[Collected data entries]
━━━━━━
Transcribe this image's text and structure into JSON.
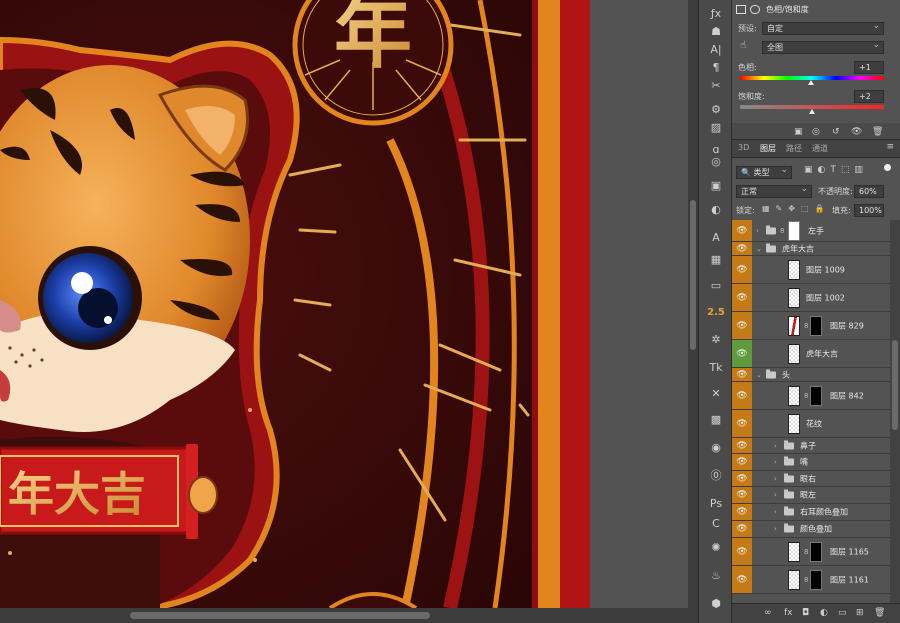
{
  "canvas": {
    "year_char": "年",
    "banner_text": "年大吉"
  },
  "tools": [
    {
      "glyph": "ƒx"
    },
    {
      "glyph": "☗"
    },
    {
      "glyph": "A|"
    },
    {
      "glyph": "¶"
    },
    {
      "glyph": "✂"
    },
    {
      "glyph": "⚙"
    },
    {
      "glyph": "▨"
    },
    {
      "glyph": "ɑ"
    },
    {
      "glyph": "◎"
    },
    {
      "glyph": "▣"
    },
    {
      "glyph": "◐"
    },
    {
      "glyph": "A"
    },
    {
      "glyph": "▦"
    },
    {
      "glyph": "▭"
    },
    {
      "glyph": "2.5"
    },
    {
      "glyph": "✲"
    },
    {
      "glyph": "Tk"
    },
    {
      "glyph": "✕"
    },
    {
      "glyph": "▩"
    },
    {
      "glyph": "◉"
    },
    {
      "glyph": "⓪"
    },
    {
      "glyph": "Ps"
    },
    {
      "glyph": "C"
    },
    {
      "glyph": "✺"
    },
    {
      "glyph": "♨"
    },
    {
      "glyph": "⬢"
    }
  ],
  "properties": {
    "title": "色相/饱和度",
    "preset_label": "预设:",
    "preset_value": "自定",
    "channel_value": "全图",
    "hue_label": "色相:",
    "hue_value": "+1",
    "saturation_label": "饱和度:",
    "saturation_value": "+2"
  },
  "layers_panel": {
    "tabs": [
      {
        "label": "3D",
        "active": false
      },
      {
        "label": "图层",
        "active": true
      },
      {
        "label": "路径",
        "active": false
      },
      {
        "label": "通道",
        "active": false
      }
    ],
    "filter_value": "类型",
    "blend_mode": "正常",
    "opacity_label": "不透明度:",
    "opacity_value": "60%",
    "lock_label": "锁定:",
    "fill_label": "填充:",
    "fill_value": "100%"
  },
  "layers": [
    {
      "name": "左手",
      "kind": "group-collapsed",
      "indent": 1,
      "vis": "orange",
      "h": 22
    },
    {
      "name": "虎年大吉",
      "kind": "group-open",
      "indent": 1,
      "vis": "orange",
      "h": 14
    },
    {
      "name": "图层 1009",
      "kind": "layer",
      "indent": 2,
      "vis": "orange",
      "h": 28
    },
    {
      "name": "图层 1002",
      "kind": "layer",
      "indent": 2,
      "vis": "orange",
      "h": 28
    },
    {
      "name": "图层 829",
      "kind": "layer-mask-red",
      "indent": 2,
      "vis": "orange",
      "h": 28
    },
    {
      "name": "虎年大吉",
      "kind": "smart",
      "indent": 2,
      "vis": "green",
      "h": 28
    },
    {
      "name": "头",
      "kind": "group-open",
      "indent": 1,
      "vis": "orange",
      "h": 14
    },
    {
      "name": "图层 842",
      "kind": "layer-mask",
      "indent": 2,
      "vis": "orange",
      "h": 28
    },
    {
      "name": "花纹",
      "kind": "layer",
      "indent": 2,
      "vis": "orange",
      "h": 28
    },
    {
      "name": "鼻子",
      "kind": "group-collapsed",
      "indent": 2,
      "vis": "orange",
      "h": 16
    },
    {
      "name": "嘴",
      "kind": "group-collapsed",
      "indent": 2,
      "vis": "orange",
      "h": 17
    },
    {
      "name": "眼右",
      "kind": "group-collapsed",
      "indent": 2,
      "vis": "orange",
      "h": 16
    },
    {
      "name": "眼左",
      "kind": "group-collapsed",
      "indent": 2,
      "vis": "orange",
      "h": 17
    },
    {
      "name": "右耳颜色叠加",
      "kind": "group-collapsed",
      "indent": 2,
      "vis": "orange",
      "h": 17
    },
    {
      "name": "颜色叠加",
      "kind": "group-collapsed",
      "indent": 2,
      "vis": "orange",
      "h": 17
    },
    {
      "name": "图层 1165",
      "kind": "layer-mask",
      "indent": 2,
      "vis": "orange",
      "h": 28
    },
    {
      "name": "图层 1161",
      "kind": "layer-mask",
      "indent": 2,
      "vis": "orange",
      "h": 28
    }
  ],
  "footer_icons": [
    "link-icon",
    "fx-icon",
    "mask-icon",
    "adjustment-icon",
    "folder-icon",
    "new-layer-icon",
    "trash-icon"
  ],
  "colors": {
    "highlight": "#c47a16",
    "selected_green": "#5f9b3c",
    "panel_bg": "#535353"
  }
}
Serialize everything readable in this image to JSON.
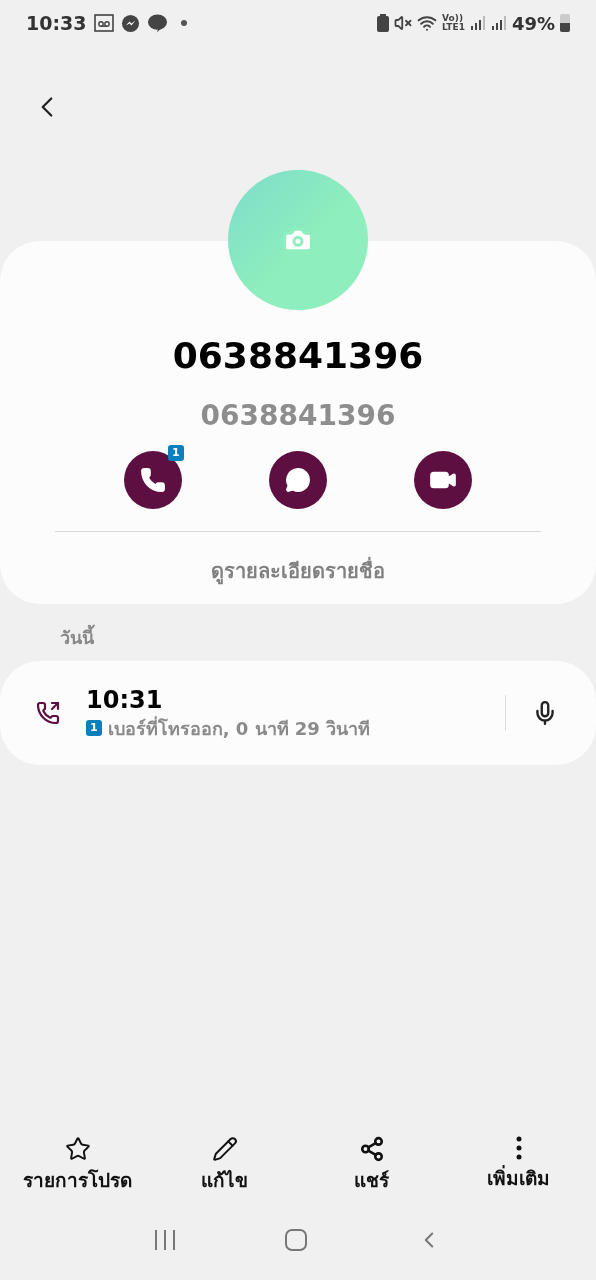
{
  "status_bar": {
    "time": "10:33",
    "volte": [
      "Vo))",
      "LTE1"
    ],
    "battery": "49%"
  },
  "contact": {
    "name": "0638841396",
    "number": "0638841396"
  },
  "actions": [
    {
      "kind": "call",
      "badge": "1"
    },
    {
      "kind": "message"
    },
    {
      "kind": "video"
    }
  ],
  "details_link": "ดูรายละเอียดรายชื่อ",
  "section_label": "วันนี้",
  "call_log": [
    {
      "kind": "outgoing",
      "time": "10:31",
      "sim": "1",
      "description": "เบอร์ที่โทรออก, 0 นาที 29 วินาที"
    }
  ],
  "bottom_actions": [
    {
      "kind": "favorite",
      "label": "รายการโปรด"
    },
    {
      "kind": "edit",
      "label": "แก้ไข"
    },
    {
      "kind": "share",
      "label": "แชร์"
    },
    {
      "kind": "more",
      "label": "เพิ่มเติม"
    }
  ]
}
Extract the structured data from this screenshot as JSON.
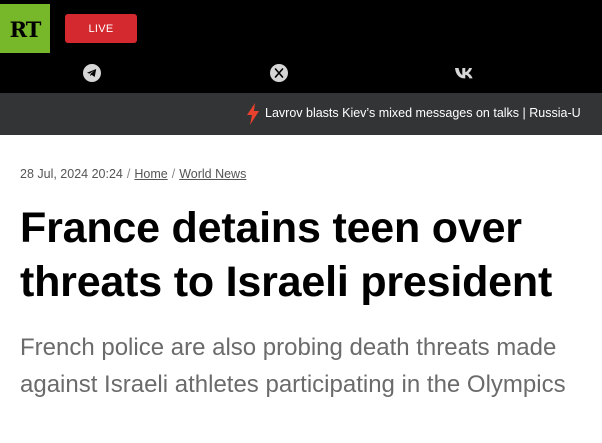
{
  "header": {
    "logo_text": "RT",
    "live_label": "LIVE",
    "social_icons": [
      "telegram-icon",
      "x-icon",
      "vk-icon"
    ]
  },
  "ticker": {
    "icon": "lightning-icon",
    "text": "Lavrov blasts Kiev’s mixed messages on talks | Russia-U"
  },
  "article": {
    "timestamp": "28 Jul, 2024 20:24",
    "separator": "/",
    "breadcrumbs": [
      "Home",
      "World News"
    ],
    "title": "France detains teen over threats to Israeli president",
    "summary": "French police are also probing death threats made against Israeli athletes participating in the Olympics"
  },
  "colors": {
    "header_bg": "#000000",
    "logo_green": "#77b82a",
    "live_red": "#d3292f",
    "ticker_bg": "#333436",
    "bolt_red": "#e8412d",
    "summary_gray": "#6b6b6b"
  }
}
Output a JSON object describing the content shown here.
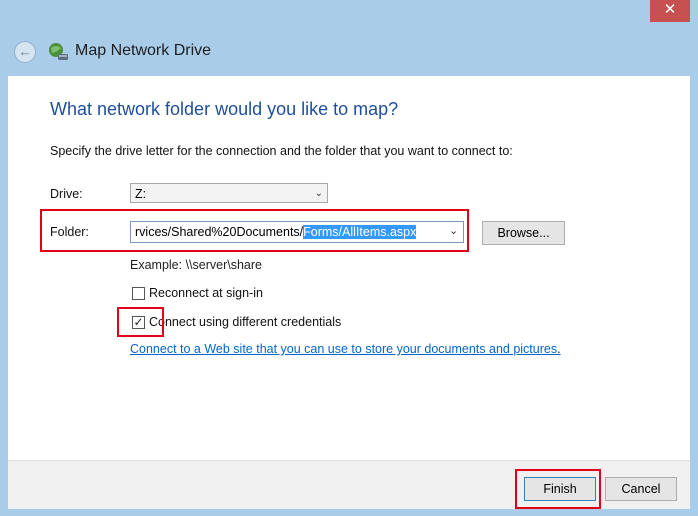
{
  "window": {
    "title": "Map Network Drive",
    "close_glyph": "✕"
  },
  "icons": {
    "back": "back-arrow-icon",
    "app": "network-drive-icon",
    "close": "close-icon"
  },
  "dialog": {
    "heading": "What network folder would you like to map?",
    "instruction": "Specify the drive letter for the connection and the folder that you want to connect to:",
    "drive_label": "Drive:",
    "drive_value": "Z:",
    "folder_label": "Folder:",
    "folder_value_plain": "rvices/Shared%20Documents/",
    "folder_value_selected": "Forms/AllItems.aspx",
    "browse_label": "Browse...",
    "example": "Example: \\\\server\\share",
    "reconnect_label": "Reconnect at sign-in",
    "reconnect_checked": false,
    "credentials_label": "Connect using different credentials",
    "credentials_checked": true,
    "web_link": "Connect to a Web site that you can use to store your documents and pictures",
    "web_link_suffix": "."
  },
  "footer": {
    "finish_label": "Finish",
    "cancel_label": "Cancel"
  },
  "colors": {
    "heading": "#1f4f9c",
    "link": "#0066cc",
    "selection": "#3399ff",
    "highlight": "#e3001b",
    "frame": "#a9cce8"
  }
}
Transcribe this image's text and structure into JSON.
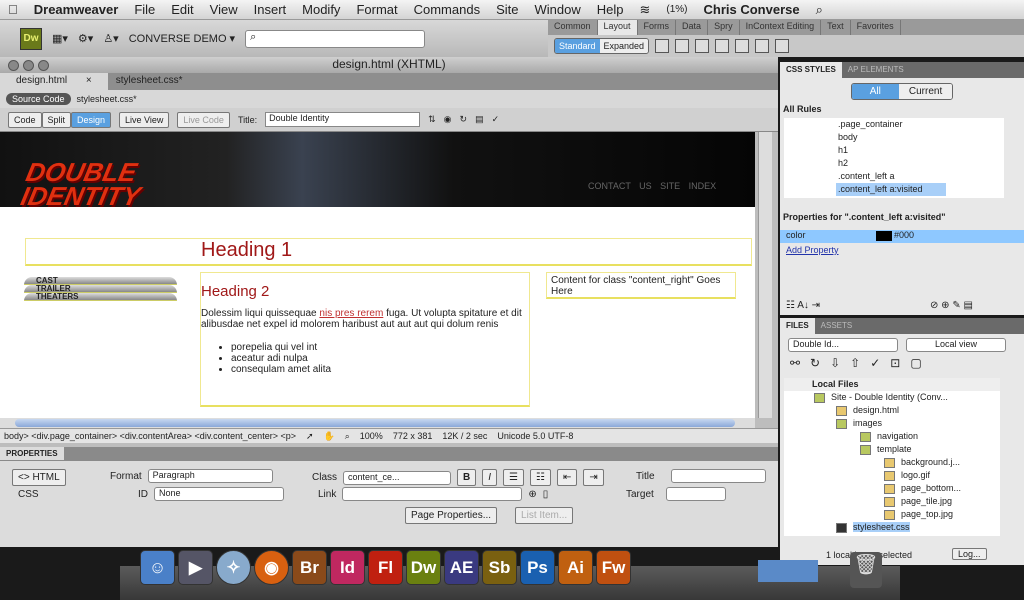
{
  "menubar": {
    "app": "Dreamweaver",
    "items": [
      "File",
      "Edit",
      "View",
      "Insert",
      "Modify",
      "Format",
      "Commands",
      "Site",
      "Window",
      "Help"
    ],
    "battery": "(1%)",
    "user": "Chris Converse"
  },
  "appbar": {
    "logo": "Dw",
    "workspace": "CONVERSE DEMO ▾",
    "search_placeholder": "⌕"
  },
  "insert": {
    "tabs": [
      "Common",
      "Layout",
      "Forms",
      "Data",
      "Spry",
      "InContext Editing",
      "Text",
      "Favorites"
    ],
    "active": "Layout",
    "modes": [
      "Standard",
      "Expanded"
    ]
  },
  "doc": {
    "title": "design.html (XHTML)",
    "tabs": [
      "design.html",
      "stylesheet.css*"
    ],
    "related": [
      "Source Code",
      "stylesheet.css*"
    ],
    "views": [
      "Code",
      "Split",
      "Design"
    ],
    "live_view": "Live View",
    "live_code": "Live Code",
    "title_label": "Title:",
    "title_value": "Double Identity"
  },
  "page": {
    "logo": "DOUBLE IDENTITY",
    "links": "CONTACT US   SITE INDEX",
    "h1": "Heading 1",
    "nav": [
      "CAST",
      "TRAILER",
      "THEATERS"
    ],
    "h2": "Heading 2",
    "p_before": "Dolessim liqui quissequae ",
    "p_link": "nis pres rerem",
    "p_after": " fuga. Ut volupta spitature et dit alibusdae net expel id molorem haribust aut aut aut qui dolum renis",
    "list": [
      "porepelia qui vel int",
      "aceatur adi nulpa",
      "consequlam amet alita"
    ],
    "right": "Content for class \"content_right\" Goes Here"
  },
  "status": {
    "tags": "body> <div.page_container> <div.contentArea> <div.content_center> <p>",
    "zoom": "100%",
    "size": "772 x 381",
    "dl": "12K / 2 sec",
    "enc": "Unicode 5.0 UTF-8"
  },
  "props": {
    "header": "PROPERTIES",
    "html": "<> HTML",
    "css": "CSS",
    "format_label": "Format",
    "format": "Paragraph",
    "id_label": "ID",
    "id": "None",
    "class_label": "Class",
    "class": "content_ce...",
    "link_label": "Link",
    "title_label": "Title",
    "target_label": "Target",
    "bold": "B",
    "italic": "I",
    "page_props": "Page Properties...",
    "list_item": "List Item..."
  },
  "css": {
    "tabs": [
      "CSS STYLES",
      "AP ELEMENTS"
    ],
    "modes": [
      "All",
      "Current"
    ],
    "all_rules": "All Rules",
    "rules": [
      ".page_container",
      "body",
      "h1",
      "h2",
      ".content_left a",
      ".content_left a:visited"
    ],
    "props_for": "Properties for \".content_left a:visited\"",
    "prop_name": "color",
    "prop_value": "#000",
    "add": "Add Property"
  },
  "files": {
    "tabs": [
      "FILES",
      "ASSETS"
    ],
    "site": "Double Id...",
    "view": "Local view",
    "local_files": "Local Files",
    "tree": [
      "Site - Double Identity (Conv...",
      "design.html",
      "images",
      "navigation",
      "template",
      "background.j...",
      "logo.gif",
      "page_bottom...",
      "page_tile.jpg",
      "page_top.jpg",
      "stylesheet.css"
    ],
    "status": "1 local items selected",
    "log": "Log..."
  },
  "dock": {
    "apps": [
      "Br",
      "Id",
      "Fl",
      "Dw",
      "AE",
      "Sb",
      "Ps",
      "Ai",
      "Fw"
    ],
    "colors": [
      "#8a4a1a",
      "#c02860",
      "#c02010",
      "#6a8010",
      "#3a3a80",
      "#7a6010",
      "#1a60b0",
      "#c06010",
      "#c05010"
    ]
  }
}
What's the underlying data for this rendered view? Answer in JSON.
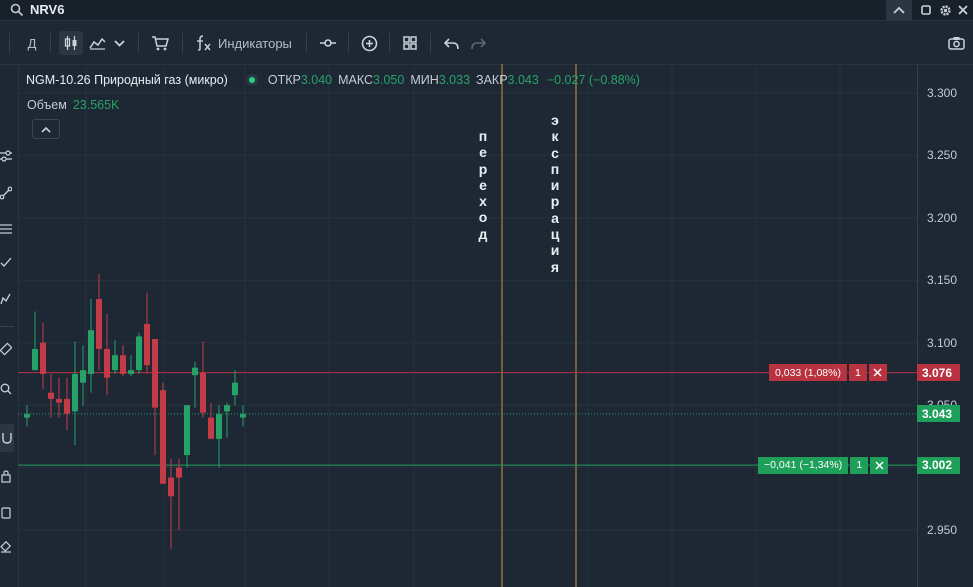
━━━━━━
[SHORT EXERCISE] Look through the data above. Each line containing the word "What" needs to be copied.

[FINAL ANSWER]
    "heading": "What network folder would you like to map?",
What's the underlying data for this rendered view? Answer in JSON.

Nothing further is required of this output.